Dataset rows about figures:
-=-=-

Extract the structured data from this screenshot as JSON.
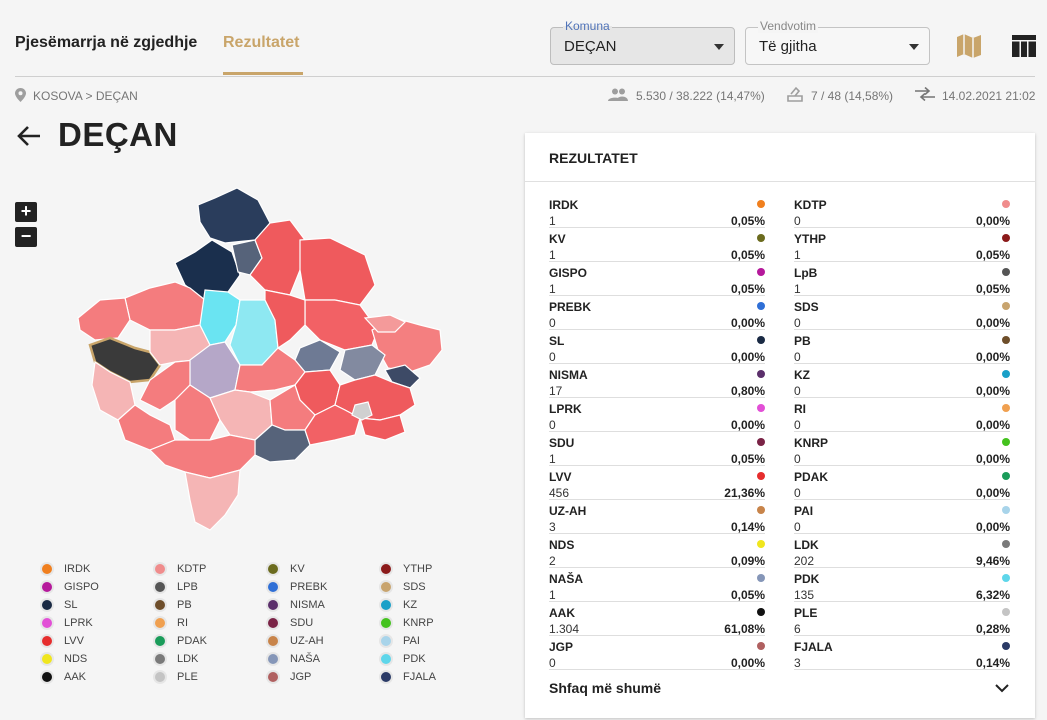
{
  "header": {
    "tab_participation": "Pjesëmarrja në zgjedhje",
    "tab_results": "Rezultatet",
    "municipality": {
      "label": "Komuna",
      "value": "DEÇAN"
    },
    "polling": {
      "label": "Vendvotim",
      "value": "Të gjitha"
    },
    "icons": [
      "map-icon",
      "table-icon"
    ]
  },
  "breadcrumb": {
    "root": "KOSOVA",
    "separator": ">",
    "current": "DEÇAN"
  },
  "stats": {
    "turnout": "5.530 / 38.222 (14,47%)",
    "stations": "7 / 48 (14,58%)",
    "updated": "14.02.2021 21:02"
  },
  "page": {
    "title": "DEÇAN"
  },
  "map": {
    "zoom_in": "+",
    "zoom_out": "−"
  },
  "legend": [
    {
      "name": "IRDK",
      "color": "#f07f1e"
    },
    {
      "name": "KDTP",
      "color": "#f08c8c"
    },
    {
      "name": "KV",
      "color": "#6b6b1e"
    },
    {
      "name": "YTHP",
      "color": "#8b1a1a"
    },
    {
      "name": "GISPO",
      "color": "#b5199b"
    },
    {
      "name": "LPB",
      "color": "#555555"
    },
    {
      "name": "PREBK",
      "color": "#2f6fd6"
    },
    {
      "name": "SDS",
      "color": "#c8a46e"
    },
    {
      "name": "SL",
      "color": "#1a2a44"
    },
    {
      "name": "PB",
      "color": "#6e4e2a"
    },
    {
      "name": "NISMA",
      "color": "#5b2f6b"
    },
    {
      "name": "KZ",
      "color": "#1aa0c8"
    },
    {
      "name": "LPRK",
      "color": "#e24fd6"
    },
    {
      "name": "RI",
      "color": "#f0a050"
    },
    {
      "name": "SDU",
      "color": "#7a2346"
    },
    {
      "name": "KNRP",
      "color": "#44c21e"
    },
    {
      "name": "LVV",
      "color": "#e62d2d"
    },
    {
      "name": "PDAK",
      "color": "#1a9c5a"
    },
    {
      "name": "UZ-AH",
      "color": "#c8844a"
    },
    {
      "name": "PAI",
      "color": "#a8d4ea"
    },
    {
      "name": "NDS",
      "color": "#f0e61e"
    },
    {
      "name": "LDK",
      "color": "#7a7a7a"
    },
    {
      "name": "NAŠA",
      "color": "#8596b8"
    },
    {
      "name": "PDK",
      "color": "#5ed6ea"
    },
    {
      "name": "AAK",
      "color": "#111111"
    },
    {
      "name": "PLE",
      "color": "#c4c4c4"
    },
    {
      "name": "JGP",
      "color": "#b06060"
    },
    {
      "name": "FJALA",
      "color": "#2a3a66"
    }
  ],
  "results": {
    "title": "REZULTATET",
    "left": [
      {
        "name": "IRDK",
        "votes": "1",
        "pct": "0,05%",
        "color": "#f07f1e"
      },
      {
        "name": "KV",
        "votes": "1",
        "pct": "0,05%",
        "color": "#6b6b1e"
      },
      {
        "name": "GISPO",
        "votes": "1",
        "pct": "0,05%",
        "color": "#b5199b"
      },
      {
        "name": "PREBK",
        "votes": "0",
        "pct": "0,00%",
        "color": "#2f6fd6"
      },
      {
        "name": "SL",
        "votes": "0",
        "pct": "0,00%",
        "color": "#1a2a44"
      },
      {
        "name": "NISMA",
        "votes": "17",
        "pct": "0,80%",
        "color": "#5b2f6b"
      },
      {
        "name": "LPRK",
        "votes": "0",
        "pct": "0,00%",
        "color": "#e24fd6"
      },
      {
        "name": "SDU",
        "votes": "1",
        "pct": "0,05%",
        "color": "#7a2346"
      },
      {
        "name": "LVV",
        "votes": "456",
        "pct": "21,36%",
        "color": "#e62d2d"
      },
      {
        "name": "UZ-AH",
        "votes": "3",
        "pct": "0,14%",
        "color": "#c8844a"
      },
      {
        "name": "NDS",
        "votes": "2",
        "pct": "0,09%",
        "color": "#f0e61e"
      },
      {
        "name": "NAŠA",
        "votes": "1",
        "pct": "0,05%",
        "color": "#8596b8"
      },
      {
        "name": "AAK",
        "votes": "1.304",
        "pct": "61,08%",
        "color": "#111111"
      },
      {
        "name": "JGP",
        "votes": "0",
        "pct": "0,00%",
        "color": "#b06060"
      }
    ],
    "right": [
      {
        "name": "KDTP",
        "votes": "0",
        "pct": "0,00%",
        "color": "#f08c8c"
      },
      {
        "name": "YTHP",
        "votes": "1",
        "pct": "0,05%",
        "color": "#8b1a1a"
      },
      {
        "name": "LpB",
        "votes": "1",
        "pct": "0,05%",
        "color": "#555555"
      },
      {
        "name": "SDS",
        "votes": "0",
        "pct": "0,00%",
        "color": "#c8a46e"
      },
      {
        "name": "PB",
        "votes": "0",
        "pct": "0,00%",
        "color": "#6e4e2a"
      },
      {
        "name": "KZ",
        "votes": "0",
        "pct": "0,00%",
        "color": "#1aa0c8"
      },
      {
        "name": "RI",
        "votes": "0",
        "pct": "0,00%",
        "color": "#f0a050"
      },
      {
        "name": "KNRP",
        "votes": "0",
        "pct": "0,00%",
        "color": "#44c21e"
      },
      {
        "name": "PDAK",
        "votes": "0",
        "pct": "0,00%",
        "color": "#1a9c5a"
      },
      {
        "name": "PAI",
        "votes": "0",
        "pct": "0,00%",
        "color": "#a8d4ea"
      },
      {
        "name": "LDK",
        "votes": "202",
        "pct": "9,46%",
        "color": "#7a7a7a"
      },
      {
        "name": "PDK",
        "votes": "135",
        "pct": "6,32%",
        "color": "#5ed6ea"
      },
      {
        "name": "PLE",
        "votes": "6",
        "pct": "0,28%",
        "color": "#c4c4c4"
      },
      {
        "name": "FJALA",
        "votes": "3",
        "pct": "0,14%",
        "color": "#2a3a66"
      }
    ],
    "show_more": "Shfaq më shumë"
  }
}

-=-=-

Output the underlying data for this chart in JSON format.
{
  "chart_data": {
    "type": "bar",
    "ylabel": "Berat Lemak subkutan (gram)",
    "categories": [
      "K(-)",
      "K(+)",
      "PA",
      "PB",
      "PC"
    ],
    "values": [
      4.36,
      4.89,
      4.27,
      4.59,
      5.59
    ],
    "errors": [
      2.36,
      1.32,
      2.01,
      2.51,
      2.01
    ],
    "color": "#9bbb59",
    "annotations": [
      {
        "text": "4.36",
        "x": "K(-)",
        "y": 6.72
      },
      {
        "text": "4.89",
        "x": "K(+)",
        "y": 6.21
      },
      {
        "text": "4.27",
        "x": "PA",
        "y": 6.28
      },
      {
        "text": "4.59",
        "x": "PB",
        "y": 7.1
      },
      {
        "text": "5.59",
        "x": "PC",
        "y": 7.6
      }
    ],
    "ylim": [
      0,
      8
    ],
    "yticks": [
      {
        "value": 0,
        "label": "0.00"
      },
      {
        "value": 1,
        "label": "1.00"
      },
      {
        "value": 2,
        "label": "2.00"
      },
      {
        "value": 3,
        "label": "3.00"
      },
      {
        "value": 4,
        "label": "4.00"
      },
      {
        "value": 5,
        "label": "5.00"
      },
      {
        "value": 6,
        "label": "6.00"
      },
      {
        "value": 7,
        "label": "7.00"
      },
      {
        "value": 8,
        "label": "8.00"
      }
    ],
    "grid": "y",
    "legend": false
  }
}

-=-=-

EXERCISE: Count every line in the data where the string "this" occurs. Give nothing except the number.

COMPLETE OUTPUT: 2